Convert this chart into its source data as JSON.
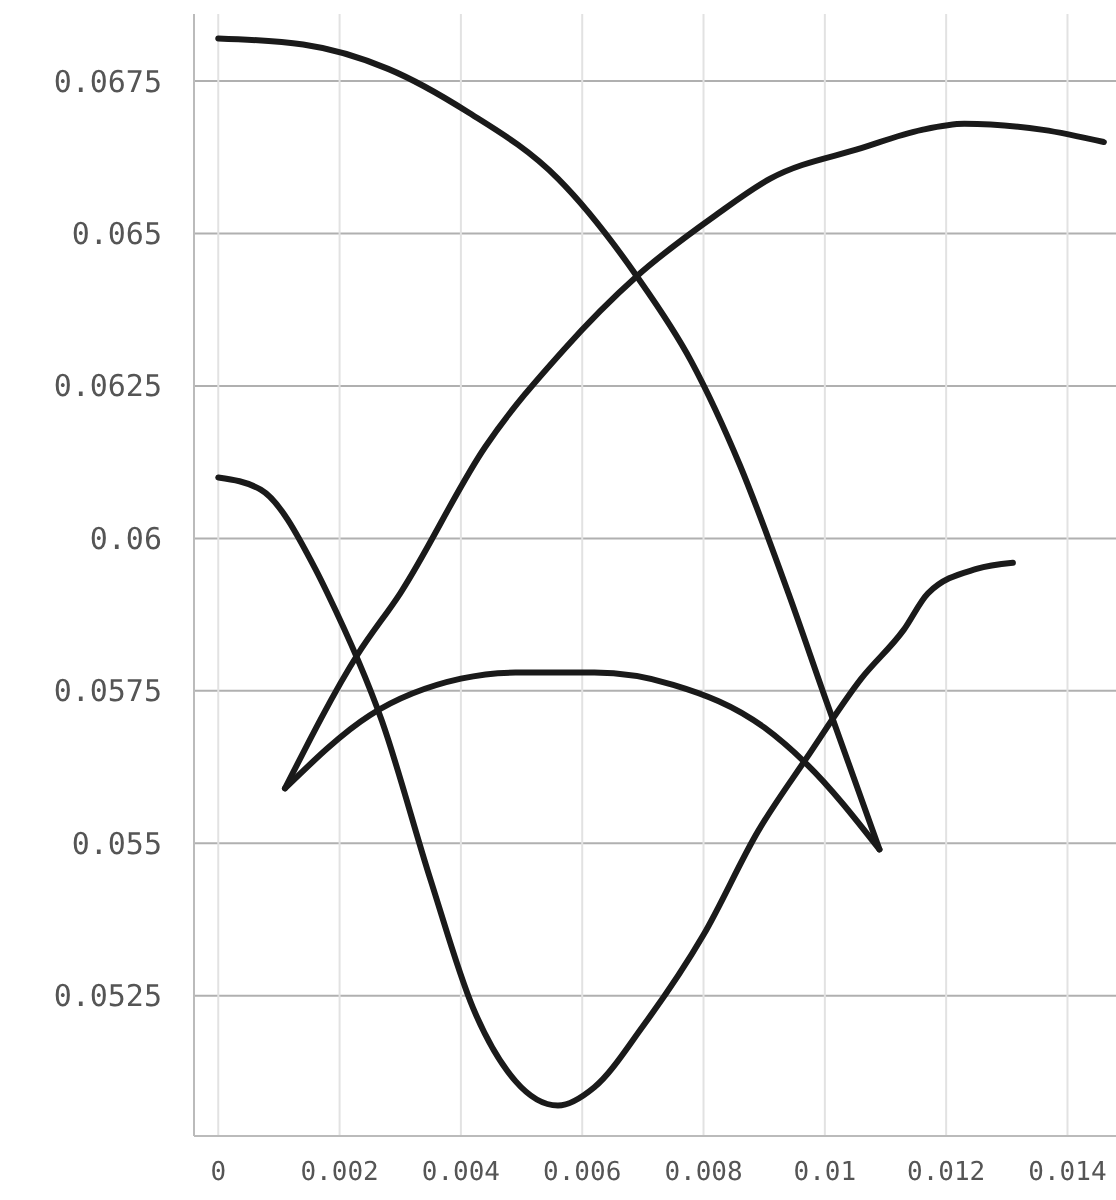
{
  "chart_data": {
    "type": "line",
    "xlim": [
      -0.0004,
      0.0148
    ],
    "ylim": [
      0.0502,
      0.0686
    ],
    "xticks": [
      0,
      0.002,
      0.004,
      0.006,
      0.008,
      0.01,
      0.012,
      0.014
    ],
    "yticks": [
      0.0525,
      0.055,
      0.0575,
      0.06,
      0.0625,
      0.065,
      0.0675
    ],
    "grid": true,
    "marker": "none",
    "line_style": "solid",
    "series": [
      {
        "color": "#1a1a1a",
        "x": [
          0,
          0.0014,
          0.0028,
          0.0041,
          0.0056,
          0.0069,
          0.0078,
          0.0086,
          0.0094,
          0.01,
          0.0109
        ],
        "values": [
          0.0682,
          0.0681,
          0.0677,
          0.067,
          0.0659,
          0.0643,
          0.0629,
          0.0612,
          0.0591,
          0.0574,
          0.0549
        ]
      },
      {
        "color": "#1a1a1a",
        "x": [
          0.0011,
          0.0023,
          0.003,
          0.0044,
          0.0057,
          0.0069,
          0.0082,
          0.0091,
          0.0106,
          0.0116,
          0.0123,
          0.0136,
          0.0146
        ],
        "values": [
          0.0559,
          0.0581,
          0.0591,
          0.0615,
          0.0631,
          0.0643,
          0.0653,
          0.0659,
          0.0664,
          0.0667,
          0.0668,
          0.0667,
          0.0665
        ]
      },
      {
        "color": "#1a1a1a",
        "x": [
          0.0011,
          0.0025,
          0.004,
          0.0049,
          0.0062,
          0.0075,
          0.009,
          0.0097,
          0.0109
        ],
        "values": [
          0.0559,
          0.0571,
          0.0577,
          0.0578,
          0.0578,
          0.0576,
          0.0569,
          0.0563,
          0.0549
        ]
      },
      {
        "color": "#1a1a1a",
        "x": [
          0,
          0.0007,
          0.0016,
          0.0018,
          0.0027,
          0.0035,
          0.0042,
          0.0049,
          0.0056,
          0.0062,
          0.007,
          0.008,
          0.0089,
          0.0097,
          0.0106,
          0.0113,
          0.0117,
          0.0125,
          0.0131
        ],
        "values": [
          0.061,
          0.0608,
          0.0595,
          0.0591,
          0.057,
          0.0544,
          0.0523,
          0.0511,
          0.0507,
          0.051,
          0.052,
          0.0535,
          0.0552,
          0.0564,
          0.0577,
          0.0585,
          0.0591,
          0.0595,
          0.0596
        ]
      }
    ]
  }
}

Task:
Write out the entries above word for word. Do not include the pictures.

Solved problem:
Convert this chart into its source data as JSON.
{
  "chart_data": {
    "type": "line",
    "xlim": [
      -0.0004,
      0.0148
    ],
    "ylim": [
      0.0502,
      0.0686
    ],
    "xticks": [
      0,
      0.002,
      0.004,
      0.006,
      0.008,
      0.01,
      0.012,
      0.014
    ],
    "yticks": [
      0.0525,
      0.055,
      0.0575,
      0.06,
      0.0625,
      0.065,
      0.0675
    ],
    "grid": true,
    "marker": "none",
    "line_style": "solid",
    "series": [
      {
        "color": "#1a1a1a",
        "x": [
          0,
          0.0014,
          0.0028,
          0.0041,
          0.0056,
          0.0069,
          0.0078,
          0.0086,
          0.0094,
          0.01,
          0.0109
        ],
        "values": [
          0.0682,
          0.0681,
          0.0677,
          0.067,
          0.0659,
          0.0643,
          0.0629,
          0.0612,
          0.0591,
          0.0574,
          0.0549
        ]
      },
      {
        "color": "#1a1a1a",
        "x": [
          0.0011,
          0.0023,
          0.003,
          0.0044,
          0.0057,
          0.0069,
          0.0082,
          0.0091,
          0.0106,
          0.0116,
          0.0123,
          0.0136,
          0.0146
        ],
        "values": [
          0.0559,
          0.0581,
          0.0591,
          0.0615,
          0.0631,
          0.0643,
          0.0653,
          0.0659,
          0.0664,
          0.0667,
          0.0668,
          0.0667,
          0.0665
        ]
      },
      {
        "color": "#1a1a1a",
        "x": [
          0.0011,
          0.0025,
          0.004,
          0.0049,
          0.0062,
          0.0075,
          0.009,
          0.0097,
          0.0109
        ],
        "values": [
          0.0559,
          0.0571,
          0.0577,
          0.0578,
          0.0578,
          0.0576,
          0.0569,
          0.0563,
          0.0549
        ]
      },
      {
        "color": "#1a1a1a",
        "x": [
          0,
          0.0007,
          0.0016,
          0.0018,
          0.0027,
          0.0035,
          0.0042,
          0.0049,
          0.0056,
          0.0062,
          0.007,
          0.008,
          0.0089,
          0.0097,
          0.0106,
          0.0113,
          0.0117,
          0.0125,
          0.0131
        ],
        "values": [
          0.061,
          0.0608,
          0.0595,
          0.0591,
          0.057,
          0.0544,
          0.0523,
          0.0511,
          0.0507,
          0.051,
          0.052,
          0.0535,
          0.0552,
          0.0564,
          0.0577,
          0.0585,
          0.0591,
          0.0595,
          0.0596
        ]
      }
    ]
  }
}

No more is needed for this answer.